Each entry must be reproduced precisely as it stands.

begin Source material

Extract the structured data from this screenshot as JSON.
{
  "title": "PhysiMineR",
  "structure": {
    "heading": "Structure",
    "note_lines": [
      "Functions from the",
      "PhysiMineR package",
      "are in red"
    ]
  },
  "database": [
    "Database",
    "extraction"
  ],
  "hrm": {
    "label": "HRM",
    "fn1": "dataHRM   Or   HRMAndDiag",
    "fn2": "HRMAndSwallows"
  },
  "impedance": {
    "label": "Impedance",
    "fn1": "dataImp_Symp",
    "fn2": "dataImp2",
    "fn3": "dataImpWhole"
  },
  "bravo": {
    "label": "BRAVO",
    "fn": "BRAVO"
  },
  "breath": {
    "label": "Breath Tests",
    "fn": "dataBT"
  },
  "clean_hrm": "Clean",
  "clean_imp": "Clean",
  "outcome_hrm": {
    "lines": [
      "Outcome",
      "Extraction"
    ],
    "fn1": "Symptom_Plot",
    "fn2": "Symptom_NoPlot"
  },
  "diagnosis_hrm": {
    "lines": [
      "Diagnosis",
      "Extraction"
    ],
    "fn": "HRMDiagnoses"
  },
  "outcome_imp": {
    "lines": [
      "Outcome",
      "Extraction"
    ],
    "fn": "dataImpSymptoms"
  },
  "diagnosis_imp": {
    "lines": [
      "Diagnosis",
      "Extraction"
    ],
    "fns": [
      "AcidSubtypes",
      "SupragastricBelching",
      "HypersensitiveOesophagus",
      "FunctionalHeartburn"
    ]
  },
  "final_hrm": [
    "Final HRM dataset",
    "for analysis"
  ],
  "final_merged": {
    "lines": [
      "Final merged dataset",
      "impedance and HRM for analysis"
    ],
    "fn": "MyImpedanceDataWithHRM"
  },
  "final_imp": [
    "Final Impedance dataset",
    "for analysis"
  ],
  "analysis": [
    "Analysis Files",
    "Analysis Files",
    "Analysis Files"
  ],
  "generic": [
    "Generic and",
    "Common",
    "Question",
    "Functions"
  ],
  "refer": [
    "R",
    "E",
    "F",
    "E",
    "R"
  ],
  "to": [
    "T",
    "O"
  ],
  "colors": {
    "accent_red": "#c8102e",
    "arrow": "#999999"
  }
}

end Source material

▸ **The output**
Extract the structured data from this screenshot as JSON.
{
  "title": "PhysiMineR",
  "structure": {
    "heading": "Structure",
    "note_lines": [
      "Functions from the",
      "PhysiMineR package",
      "are in red"
    ]
  },
  "database": [
    "Database",
    "extraction"
  ],
  "hrm": {
    "label": "HRM",
    "fn1": "dataHRM   Or   HRMAndDiag",
    "fn2": "HRMAndSwallows"
  },
  "impedance": {
    "label": "Impedance",
    "fn1": "dataImp_Symp",
    "fn2": "dataImp2",
    "fn3": "dataImpWhole"
  },
  "bravo": {
    "label": "BRAVO",
    "fn": "BRAVO"
  },
  "breath": {
    "label": "Breath Tests",
    "fn": "dataBT"
  },
  "clean_hrm": "Clean",
  "clean_imp": "Clean",
  "outcome_hrm": {
    "lines": [
      "Outcome",
      "Extraction"
    ],
    "fn1": "Symptom_Plot",
    "fn2": "Symptom_NoPlot"
  },
  "diagnosis_hrm": {
    "lines": [
      "Diagnosis",
      "Extraction"
    ],
    "fn": "HRMDiagnoses"
  },
  "outcome_imp": {
    "lines": [
      "Outcome",
      "Extraction"
    ],
    "fn": "dataImpSymptoms"
  },
  "diagnosis_imp": {
    "lines": [
      "Diagnosis",
      "Extraction"
    ],
    "fns": [
      "AcidSubtypes",
      "SupragastricBelching",
      "HypersensitiveOesophagus",
      "FunctionalHeartburn"
    ]
  },
  "final_hrm": [
    "Final HRM dataset",
    "for analysis"
  ],
  "final_merged": {
    "lines": [
      "Final merged dataset",
      "impedance and HRM for analysis"
    ],
    "fn": "MyImpedanceDataWithHRM"
  },
  "final_imp": [
    "Final Impedance dataset",
    "for analysis"
  ],
  "analysis": [
    "Analysis Files",
    "Analysis Files",
    "Analysis Files"
  ],
  "generic": [
    "Generic and",
    "Common",
    "Question",
    "Functions"
  ],
  "refer": [
    "R",
    "E",
    "F",
    "E",
    "R"
  ],
  "to": [
    "T",
    "O"
  ],
  "colors": {
    "accent_red": "#c8102e",
    "arrow": "#999999"
  }
}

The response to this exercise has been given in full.